> _Input records_
— START —

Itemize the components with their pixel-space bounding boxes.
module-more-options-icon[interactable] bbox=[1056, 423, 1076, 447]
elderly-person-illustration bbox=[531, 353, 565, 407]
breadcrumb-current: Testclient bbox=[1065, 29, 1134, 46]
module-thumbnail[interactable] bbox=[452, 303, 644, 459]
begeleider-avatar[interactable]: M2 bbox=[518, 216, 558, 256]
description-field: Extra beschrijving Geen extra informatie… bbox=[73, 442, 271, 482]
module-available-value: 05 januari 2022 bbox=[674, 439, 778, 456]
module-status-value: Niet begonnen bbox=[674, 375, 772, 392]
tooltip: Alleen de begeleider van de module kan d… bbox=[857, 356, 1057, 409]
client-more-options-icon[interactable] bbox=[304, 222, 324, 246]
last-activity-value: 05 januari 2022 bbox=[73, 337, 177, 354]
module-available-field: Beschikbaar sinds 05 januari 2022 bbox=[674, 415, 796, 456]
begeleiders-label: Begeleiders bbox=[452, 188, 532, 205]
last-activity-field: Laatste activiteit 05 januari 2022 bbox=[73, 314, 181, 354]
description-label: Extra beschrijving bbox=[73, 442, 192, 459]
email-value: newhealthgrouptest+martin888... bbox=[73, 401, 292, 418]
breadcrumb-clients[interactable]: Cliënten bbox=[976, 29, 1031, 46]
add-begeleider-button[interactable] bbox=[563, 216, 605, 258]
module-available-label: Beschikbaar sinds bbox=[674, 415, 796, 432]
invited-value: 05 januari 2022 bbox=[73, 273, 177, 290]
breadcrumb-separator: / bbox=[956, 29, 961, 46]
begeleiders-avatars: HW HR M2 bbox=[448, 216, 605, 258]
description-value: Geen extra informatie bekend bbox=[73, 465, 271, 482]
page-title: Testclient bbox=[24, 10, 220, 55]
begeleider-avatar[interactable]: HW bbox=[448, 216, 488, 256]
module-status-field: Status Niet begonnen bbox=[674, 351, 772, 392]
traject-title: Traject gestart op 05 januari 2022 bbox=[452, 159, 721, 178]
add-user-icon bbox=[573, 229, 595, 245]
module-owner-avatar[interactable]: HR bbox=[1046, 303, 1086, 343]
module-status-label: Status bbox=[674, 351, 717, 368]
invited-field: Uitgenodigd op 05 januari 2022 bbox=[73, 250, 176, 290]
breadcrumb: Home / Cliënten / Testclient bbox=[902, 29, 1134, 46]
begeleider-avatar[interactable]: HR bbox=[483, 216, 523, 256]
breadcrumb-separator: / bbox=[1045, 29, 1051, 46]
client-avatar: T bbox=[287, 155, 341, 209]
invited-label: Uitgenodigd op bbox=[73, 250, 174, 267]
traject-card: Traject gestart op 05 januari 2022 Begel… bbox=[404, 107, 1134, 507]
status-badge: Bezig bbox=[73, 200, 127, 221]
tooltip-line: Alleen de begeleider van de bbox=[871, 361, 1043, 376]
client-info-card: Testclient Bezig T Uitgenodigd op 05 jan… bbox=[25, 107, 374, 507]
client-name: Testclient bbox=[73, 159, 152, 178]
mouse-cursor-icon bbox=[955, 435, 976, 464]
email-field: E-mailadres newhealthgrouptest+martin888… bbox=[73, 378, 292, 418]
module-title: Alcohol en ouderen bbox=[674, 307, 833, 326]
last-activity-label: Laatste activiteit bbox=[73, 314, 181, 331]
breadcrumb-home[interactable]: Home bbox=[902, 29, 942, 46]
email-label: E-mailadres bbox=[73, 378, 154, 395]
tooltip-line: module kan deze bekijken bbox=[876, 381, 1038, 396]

— END —

> _What this task involves_
Copy the items exactly, starting at the first line and ending at the line that contains "begeleiders-avatars: HW HR".

> _Solution for this exercise_
Itemize the components with their pixel-space bounding boxes.
module-more-options-icon[interactable] bbox=[1056, 423, 1076, 447]
elderly-person-illustration bbox=[531, 353, 565, 407]
breadcrumb-current: Testclient bbox=[1065, 29, 1134, 46]
module-thumbnail[interactable] bbox=[452, 303, 644, 459]
begeleider-avatar[interactable]: M2 bbox=[518, 216, 558, 256]
description-field: Extra beschrijving Geen extra informatie… bbox=[73, 442, 271, 482]
module-available-value: 05 januari 2022 bbox=[674, 439, 778, 456]
module-status-value: Niet begonnen bbox=[674, 375, 772, 392]
tooltip: Alleen de begeleider van de module kan d… bbox=[857, 356, 1057, 409]
client-more-options-icon[interactable] bbox=[304, 222, 324, 246]
last-activity-value: 05 januari 2022 bbox=[73, 337, 177, 354]
module-available-field: Beschikbaar sinds 05 januari 2022 bbox=[674, 415, 796, 456]
begeleiders-label: Begeleiders bbox=[452, 188, 532, 205]
last-activity-field: Laatste activiteit 05 januari 2022 bbox=[73, 314, 181, 354]
description-label: Extra beschrijving bbox=[73, 442, 192, 459]
email-value: newhealthgrouptest+martin888... bbox=[73, 401, 292, 418]
breadcrumb-clients[interactable]: Cliënten bbox=[976, 29, 1031, 46]
add-begeleider-button[interactable] bbox=[563, 216, 605, 258]
module-available-label: Beschikbaar sinds bbox=[674, 415, 796, 432]
invited-value: 05 januari 2022 bbox=[73, 273, 177, 290]
breadcrumb-separator: / bbox=[956, 29, 961, 46]
begeleiders-avatars: HW HR M2 bbox=[448, 216, 605, 258]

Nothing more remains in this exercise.